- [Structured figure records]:
start

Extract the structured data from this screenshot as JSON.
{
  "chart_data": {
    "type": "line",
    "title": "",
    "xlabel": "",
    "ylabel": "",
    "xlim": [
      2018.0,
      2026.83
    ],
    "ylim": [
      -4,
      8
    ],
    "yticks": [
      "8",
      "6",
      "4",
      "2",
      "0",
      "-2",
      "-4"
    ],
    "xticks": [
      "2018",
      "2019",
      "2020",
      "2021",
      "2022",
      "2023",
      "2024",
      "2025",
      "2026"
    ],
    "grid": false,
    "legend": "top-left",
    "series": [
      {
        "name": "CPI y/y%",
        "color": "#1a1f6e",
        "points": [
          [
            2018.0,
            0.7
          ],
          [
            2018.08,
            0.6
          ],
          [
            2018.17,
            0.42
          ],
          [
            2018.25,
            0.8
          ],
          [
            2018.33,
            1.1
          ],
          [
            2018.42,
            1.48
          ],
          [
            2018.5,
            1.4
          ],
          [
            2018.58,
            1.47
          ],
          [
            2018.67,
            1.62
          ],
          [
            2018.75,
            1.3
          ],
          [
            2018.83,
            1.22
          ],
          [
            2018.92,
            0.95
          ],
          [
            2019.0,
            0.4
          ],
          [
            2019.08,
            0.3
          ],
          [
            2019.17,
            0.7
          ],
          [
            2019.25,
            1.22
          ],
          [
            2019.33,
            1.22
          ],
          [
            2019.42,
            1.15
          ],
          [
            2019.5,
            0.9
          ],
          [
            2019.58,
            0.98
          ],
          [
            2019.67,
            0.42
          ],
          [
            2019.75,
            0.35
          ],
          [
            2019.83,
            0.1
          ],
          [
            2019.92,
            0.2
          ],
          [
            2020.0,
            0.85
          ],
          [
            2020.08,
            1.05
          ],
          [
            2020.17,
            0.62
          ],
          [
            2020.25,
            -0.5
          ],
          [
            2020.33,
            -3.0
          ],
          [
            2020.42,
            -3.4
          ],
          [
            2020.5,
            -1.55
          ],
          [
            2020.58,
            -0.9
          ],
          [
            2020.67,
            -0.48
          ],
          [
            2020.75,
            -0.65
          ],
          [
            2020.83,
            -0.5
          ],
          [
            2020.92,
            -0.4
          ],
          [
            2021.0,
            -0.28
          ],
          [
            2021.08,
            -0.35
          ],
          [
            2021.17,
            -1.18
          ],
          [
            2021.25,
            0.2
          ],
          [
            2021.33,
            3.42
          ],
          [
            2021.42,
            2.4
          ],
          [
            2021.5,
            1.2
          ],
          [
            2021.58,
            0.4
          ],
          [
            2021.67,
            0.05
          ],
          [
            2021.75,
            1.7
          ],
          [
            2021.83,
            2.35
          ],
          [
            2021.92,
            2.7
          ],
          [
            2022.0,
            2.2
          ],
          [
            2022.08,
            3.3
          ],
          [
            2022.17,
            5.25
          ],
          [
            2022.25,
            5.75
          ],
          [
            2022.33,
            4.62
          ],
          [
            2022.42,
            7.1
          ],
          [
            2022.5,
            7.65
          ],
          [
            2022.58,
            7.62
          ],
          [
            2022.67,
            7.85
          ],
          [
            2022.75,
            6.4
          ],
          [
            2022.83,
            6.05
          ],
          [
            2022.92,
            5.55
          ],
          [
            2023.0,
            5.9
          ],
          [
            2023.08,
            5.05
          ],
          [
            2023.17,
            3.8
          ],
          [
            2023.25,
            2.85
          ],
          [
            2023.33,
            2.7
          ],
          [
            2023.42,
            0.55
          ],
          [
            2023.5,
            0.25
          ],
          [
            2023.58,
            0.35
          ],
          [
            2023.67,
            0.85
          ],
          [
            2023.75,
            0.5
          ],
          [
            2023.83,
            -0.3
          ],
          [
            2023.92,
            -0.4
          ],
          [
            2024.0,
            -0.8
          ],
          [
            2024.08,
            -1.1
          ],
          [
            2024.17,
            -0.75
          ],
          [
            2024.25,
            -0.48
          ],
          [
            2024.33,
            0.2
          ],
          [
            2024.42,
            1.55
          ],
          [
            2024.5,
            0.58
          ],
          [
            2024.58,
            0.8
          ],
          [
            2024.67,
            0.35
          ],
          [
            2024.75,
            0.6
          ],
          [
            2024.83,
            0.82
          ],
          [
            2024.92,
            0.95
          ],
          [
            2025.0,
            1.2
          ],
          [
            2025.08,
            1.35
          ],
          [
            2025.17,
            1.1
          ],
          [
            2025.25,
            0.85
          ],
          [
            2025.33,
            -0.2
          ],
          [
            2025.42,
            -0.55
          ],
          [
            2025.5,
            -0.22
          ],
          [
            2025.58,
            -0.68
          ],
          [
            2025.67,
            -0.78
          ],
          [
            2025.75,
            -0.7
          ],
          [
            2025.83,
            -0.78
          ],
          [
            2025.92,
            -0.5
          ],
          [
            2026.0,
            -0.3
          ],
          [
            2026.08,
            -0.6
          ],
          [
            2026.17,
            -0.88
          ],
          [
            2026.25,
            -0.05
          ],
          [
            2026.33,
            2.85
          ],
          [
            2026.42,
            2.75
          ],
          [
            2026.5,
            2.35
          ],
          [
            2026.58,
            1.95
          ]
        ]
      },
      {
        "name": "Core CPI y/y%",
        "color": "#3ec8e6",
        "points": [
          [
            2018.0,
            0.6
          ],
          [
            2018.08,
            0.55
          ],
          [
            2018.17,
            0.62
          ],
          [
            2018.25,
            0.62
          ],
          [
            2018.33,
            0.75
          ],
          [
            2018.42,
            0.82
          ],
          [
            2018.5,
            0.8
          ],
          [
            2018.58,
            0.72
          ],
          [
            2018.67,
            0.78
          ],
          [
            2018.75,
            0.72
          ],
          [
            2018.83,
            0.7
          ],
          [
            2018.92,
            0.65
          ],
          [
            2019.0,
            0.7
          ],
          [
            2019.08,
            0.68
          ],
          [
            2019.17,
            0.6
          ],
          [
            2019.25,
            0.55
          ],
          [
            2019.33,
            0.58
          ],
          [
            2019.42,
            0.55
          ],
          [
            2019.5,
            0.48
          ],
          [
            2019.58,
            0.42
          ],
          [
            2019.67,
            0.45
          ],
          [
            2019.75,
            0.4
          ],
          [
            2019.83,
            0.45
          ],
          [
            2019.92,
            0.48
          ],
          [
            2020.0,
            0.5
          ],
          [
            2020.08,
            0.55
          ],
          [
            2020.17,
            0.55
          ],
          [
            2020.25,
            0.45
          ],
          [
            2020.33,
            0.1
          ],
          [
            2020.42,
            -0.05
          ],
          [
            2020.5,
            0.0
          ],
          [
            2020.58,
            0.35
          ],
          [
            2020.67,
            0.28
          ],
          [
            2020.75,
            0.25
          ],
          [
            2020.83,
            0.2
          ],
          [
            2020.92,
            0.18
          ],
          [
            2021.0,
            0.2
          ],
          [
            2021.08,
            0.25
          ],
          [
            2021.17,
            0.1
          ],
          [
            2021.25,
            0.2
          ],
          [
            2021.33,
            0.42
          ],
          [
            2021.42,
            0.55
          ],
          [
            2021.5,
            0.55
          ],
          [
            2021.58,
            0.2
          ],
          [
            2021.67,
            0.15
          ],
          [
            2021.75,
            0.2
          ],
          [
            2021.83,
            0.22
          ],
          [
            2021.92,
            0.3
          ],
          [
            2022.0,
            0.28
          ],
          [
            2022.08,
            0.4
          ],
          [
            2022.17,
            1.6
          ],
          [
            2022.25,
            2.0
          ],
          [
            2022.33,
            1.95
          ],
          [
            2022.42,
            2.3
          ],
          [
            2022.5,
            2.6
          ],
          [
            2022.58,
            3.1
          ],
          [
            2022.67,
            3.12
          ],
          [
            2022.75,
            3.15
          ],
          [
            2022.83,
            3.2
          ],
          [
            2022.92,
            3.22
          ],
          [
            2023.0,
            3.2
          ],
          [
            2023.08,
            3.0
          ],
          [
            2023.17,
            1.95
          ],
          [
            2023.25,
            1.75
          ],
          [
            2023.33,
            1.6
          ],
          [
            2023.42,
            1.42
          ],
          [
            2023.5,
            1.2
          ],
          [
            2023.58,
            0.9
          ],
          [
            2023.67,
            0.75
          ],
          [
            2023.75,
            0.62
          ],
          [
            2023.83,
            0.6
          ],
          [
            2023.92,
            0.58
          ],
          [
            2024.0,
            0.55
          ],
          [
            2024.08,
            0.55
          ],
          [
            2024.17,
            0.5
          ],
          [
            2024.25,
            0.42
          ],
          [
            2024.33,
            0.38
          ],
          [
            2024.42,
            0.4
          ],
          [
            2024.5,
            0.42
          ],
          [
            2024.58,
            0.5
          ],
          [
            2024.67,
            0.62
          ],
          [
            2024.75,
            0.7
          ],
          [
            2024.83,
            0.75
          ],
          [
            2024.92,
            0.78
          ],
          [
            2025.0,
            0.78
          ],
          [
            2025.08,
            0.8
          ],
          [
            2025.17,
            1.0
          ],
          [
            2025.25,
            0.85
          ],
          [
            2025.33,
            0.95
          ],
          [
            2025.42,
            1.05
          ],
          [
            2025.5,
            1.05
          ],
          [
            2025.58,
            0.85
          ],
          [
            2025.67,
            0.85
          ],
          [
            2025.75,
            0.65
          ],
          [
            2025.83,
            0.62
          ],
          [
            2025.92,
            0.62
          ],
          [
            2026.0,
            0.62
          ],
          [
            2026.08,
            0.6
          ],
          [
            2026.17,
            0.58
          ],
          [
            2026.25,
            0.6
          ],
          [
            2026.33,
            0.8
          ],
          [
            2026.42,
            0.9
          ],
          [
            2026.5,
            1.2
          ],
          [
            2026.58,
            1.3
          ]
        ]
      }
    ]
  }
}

end
start

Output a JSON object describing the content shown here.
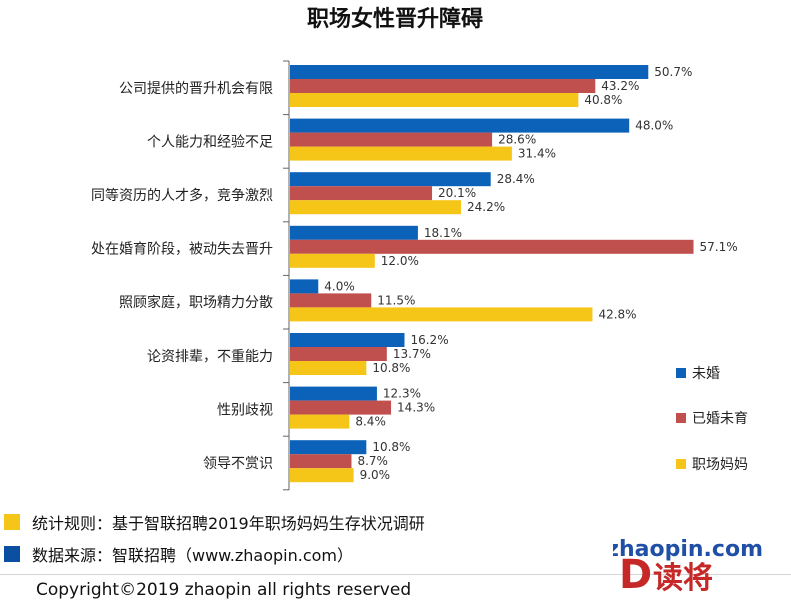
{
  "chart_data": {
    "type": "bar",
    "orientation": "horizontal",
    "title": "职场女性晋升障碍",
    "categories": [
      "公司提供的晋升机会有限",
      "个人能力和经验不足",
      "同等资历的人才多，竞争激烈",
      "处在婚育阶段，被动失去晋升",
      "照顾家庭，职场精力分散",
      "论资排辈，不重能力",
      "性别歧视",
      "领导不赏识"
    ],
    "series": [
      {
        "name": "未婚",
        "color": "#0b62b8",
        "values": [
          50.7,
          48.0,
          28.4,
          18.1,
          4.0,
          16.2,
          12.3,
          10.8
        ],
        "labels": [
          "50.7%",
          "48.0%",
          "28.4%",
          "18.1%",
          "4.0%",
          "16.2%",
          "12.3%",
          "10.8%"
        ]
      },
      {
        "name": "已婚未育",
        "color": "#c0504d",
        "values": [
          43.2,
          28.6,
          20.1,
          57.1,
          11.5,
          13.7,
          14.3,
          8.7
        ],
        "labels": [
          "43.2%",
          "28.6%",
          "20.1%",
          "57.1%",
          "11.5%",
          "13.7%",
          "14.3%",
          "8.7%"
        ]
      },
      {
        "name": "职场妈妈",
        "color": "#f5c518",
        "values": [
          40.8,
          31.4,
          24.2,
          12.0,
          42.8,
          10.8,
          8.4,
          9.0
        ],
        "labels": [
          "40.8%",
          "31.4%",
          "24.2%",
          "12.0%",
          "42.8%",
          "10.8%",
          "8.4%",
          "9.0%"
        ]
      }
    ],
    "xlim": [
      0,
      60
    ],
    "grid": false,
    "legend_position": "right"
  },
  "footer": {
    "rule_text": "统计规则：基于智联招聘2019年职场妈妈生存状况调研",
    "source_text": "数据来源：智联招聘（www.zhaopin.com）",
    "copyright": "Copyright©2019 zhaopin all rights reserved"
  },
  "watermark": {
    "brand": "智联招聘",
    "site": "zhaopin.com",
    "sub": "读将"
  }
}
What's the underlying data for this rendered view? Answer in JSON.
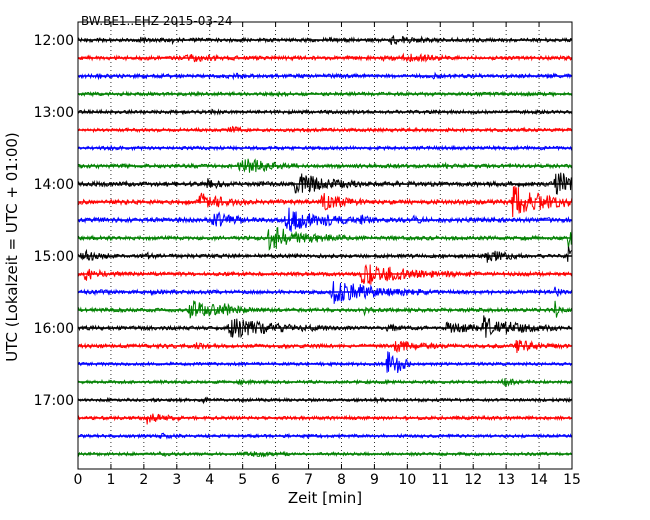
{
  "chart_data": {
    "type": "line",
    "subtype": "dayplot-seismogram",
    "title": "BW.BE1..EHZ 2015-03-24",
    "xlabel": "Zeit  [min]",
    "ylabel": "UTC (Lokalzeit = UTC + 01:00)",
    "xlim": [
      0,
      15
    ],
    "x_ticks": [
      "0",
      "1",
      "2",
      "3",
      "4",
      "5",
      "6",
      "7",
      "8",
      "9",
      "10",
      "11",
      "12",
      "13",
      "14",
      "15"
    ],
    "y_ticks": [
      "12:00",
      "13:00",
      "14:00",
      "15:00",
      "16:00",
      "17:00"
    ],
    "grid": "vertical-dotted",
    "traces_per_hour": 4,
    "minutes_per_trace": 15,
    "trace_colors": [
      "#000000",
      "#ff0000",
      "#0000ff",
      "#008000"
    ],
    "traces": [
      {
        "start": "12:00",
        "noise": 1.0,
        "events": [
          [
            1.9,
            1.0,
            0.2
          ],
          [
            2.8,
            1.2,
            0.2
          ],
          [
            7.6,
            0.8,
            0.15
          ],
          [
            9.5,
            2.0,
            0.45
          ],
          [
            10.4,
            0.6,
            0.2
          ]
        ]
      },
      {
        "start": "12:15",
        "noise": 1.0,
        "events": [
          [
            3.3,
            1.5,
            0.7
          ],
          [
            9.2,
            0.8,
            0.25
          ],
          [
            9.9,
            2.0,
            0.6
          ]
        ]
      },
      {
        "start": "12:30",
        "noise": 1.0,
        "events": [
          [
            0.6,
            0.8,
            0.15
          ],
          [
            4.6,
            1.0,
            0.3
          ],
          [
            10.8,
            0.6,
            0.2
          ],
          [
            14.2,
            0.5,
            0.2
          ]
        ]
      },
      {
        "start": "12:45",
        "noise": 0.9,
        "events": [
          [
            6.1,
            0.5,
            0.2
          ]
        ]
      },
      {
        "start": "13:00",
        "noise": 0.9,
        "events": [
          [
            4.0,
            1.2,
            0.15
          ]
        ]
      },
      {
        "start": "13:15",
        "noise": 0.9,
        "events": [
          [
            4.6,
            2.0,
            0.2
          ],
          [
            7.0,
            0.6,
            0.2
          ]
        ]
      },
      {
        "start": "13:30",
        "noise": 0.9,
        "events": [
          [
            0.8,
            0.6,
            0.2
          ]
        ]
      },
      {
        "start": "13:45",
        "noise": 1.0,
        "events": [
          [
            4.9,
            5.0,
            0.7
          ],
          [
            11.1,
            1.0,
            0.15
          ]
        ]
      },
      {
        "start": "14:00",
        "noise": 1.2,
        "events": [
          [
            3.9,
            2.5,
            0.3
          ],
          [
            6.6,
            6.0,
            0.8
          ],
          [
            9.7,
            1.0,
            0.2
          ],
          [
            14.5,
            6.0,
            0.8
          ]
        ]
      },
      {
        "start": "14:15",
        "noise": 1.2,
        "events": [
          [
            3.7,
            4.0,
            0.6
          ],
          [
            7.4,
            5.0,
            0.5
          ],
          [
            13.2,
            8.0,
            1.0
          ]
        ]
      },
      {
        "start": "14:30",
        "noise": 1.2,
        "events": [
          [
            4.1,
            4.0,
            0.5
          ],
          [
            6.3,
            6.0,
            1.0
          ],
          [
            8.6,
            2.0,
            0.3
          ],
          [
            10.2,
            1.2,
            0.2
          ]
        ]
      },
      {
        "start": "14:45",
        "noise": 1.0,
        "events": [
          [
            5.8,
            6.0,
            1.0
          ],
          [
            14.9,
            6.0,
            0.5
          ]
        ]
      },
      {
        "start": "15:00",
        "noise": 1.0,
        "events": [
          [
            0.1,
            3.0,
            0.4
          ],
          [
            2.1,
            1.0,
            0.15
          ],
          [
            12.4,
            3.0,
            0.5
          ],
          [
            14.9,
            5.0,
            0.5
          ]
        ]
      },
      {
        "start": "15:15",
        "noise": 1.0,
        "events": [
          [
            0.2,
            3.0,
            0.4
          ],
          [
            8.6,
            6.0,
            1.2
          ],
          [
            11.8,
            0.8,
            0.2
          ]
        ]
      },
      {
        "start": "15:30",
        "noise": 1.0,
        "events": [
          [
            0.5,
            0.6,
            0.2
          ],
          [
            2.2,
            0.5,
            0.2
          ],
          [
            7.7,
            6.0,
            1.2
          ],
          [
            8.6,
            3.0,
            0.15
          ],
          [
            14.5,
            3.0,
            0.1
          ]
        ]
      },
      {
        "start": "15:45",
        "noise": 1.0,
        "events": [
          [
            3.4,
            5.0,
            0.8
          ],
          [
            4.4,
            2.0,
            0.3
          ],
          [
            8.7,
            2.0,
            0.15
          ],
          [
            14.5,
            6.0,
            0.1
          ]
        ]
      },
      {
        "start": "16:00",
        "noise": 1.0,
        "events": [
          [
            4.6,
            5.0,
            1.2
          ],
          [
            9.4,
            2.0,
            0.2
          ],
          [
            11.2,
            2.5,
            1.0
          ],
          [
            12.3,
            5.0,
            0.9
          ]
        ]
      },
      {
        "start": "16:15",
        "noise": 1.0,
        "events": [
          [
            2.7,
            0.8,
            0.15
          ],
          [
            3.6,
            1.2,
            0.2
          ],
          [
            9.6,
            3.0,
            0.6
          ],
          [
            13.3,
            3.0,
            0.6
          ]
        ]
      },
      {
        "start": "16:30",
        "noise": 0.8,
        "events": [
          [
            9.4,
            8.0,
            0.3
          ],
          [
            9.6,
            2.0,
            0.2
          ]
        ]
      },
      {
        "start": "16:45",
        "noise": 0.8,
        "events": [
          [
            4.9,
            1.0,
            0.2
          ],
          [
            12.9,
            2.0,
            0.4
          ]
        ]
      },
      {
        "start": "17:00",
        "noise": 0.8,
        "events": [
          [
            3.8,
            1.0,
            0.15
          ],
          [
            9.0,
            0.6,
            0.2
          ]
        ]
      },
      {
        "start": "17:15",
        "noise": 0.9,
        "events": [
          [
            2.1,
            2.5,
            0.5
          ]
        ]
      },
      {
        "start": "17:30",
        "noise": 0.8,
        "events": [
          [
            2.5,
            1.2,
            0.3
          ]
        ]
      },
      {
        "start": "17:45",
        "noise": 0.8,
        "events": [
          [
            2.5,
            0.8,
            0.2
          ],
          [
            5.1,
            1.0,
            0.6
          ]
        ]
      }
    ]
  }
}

end
start

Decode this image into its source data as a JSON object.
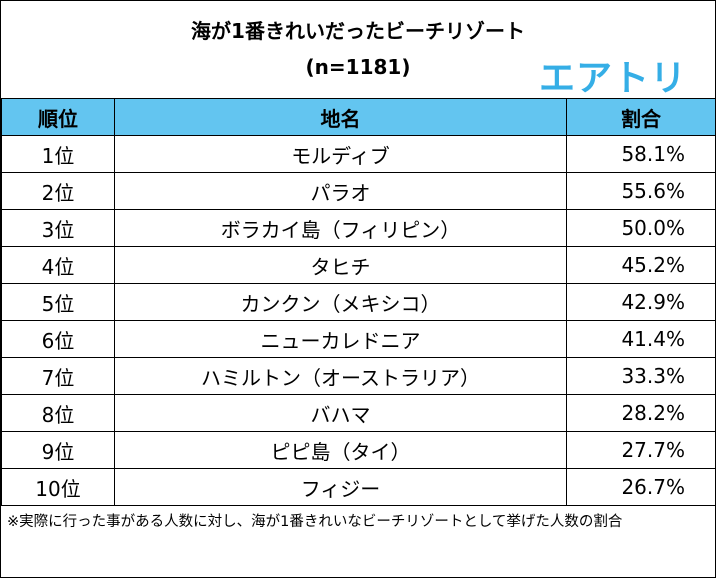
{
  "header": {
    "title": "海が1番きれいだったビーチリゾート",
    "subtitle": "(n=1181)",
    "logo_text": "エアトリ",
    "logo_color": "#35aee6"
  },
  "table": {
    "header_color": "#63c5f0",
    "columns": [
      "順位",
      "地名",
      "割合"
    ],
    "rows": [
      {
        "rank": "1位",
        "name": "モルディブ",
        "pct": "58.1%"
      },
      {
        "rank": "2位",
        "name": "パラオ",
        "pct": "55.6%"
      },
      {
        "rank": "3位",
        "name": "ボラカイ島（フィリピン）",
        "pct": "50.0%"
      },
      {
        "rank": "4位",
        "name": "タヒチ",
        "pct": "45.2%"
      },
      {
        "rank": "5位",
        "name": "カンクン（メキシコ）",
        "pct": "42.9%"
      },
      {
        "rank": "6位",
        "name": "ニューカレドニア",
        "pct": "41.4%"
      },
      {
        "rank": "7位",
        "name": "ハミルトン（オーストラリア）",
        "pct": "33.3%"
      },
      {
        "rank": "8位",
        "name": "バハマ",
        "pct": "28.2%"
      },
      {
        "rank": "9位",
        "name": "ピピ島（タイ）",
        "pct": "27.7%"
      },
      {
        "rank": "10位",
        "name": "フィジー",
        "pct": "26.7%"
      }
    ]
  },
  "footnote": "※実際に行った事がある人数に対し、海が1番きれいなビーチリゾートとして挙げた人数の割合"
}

end

- [What you should do]: Copy out all lines where the word "JSON" appears.

- [Expected output]:
Extract the structured data from this screenshot as JSON.
Output a JSON object describing the content shown here.
What's the underlying data for this rendered view? Answer in JSON.
Decode this image into its source data as a JSON object.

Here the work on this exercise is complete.